Identify the lines bearing the string "realizó" and gather them.

--- BEGIN Data supplied ---

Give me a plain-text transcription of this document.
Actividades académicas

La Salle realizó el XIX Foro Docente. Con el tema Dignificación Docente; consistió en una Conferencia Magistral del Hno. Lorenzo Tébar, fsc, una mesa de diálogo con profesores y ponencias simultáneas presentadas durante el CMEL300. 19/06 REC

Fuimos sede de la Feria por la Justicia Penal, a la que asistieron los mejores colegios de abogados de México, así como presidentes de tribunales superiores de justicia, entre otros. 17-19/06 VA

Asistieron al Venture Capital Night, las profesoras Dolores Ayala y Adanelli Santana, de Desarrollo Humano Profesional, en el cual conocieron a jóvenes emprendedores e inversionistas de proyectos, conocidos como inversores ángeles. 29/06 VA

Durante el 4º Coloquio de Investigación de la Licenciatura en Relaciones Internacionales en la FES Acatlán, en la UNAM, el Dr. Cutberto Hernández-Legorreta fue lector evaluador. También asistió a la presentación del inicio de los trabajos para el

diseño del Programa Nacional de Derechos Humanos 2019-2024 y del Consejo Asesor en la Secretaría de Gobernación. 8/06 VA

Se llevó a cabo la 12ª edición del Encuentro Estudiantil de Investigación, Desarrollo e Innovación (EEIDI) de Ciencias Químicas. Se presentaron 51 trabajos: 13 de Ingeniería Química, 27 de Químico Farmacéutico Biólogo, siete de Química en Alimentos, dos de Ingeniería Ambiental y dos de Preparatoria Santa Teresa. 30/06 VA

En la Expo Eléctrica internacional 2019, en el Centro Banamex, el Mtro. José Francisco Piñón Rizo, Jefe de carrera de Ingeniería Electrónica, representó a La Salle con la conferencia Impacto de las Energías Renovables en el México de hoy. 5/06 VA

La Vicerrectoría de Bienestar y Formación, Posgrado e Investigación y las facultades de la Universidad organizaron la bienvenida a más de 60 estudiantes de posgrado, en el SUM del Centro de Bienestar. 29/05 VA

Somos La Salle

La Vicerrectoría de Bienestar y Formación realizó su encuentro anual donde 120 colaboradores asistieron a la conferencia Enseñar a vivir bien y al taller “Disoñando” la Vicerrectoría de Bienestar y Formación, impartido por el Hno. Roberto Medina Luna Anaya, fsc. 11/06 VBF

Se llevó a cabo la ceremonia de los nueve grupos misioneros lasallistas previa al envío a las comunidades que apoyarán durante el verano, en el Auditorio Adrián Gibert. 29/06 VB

--- END Data supplied ---

#### Full output
La Salle realizó el XIX Foro Docente. Con el tema Dignificación Docente; consistió en una Conferencia Magistral del Hno. Lorenzo Tébar, fsc, una mesa de diálogo con profesores y ponencias simultáneas presentadas durante el CMEL300. 19/06 REC
La Vicerrectoría de Bienestar y Formación realizó su encuentro anual donde 120 colaboradores asistieron a la conferencia Enseñar a vivir bien y al taller “Disoñando” la Vicerrectoría de Bienestar y Formación, impartido por el Hno. Roberto Medina Luna Anaya, fsc. 11/06 VBF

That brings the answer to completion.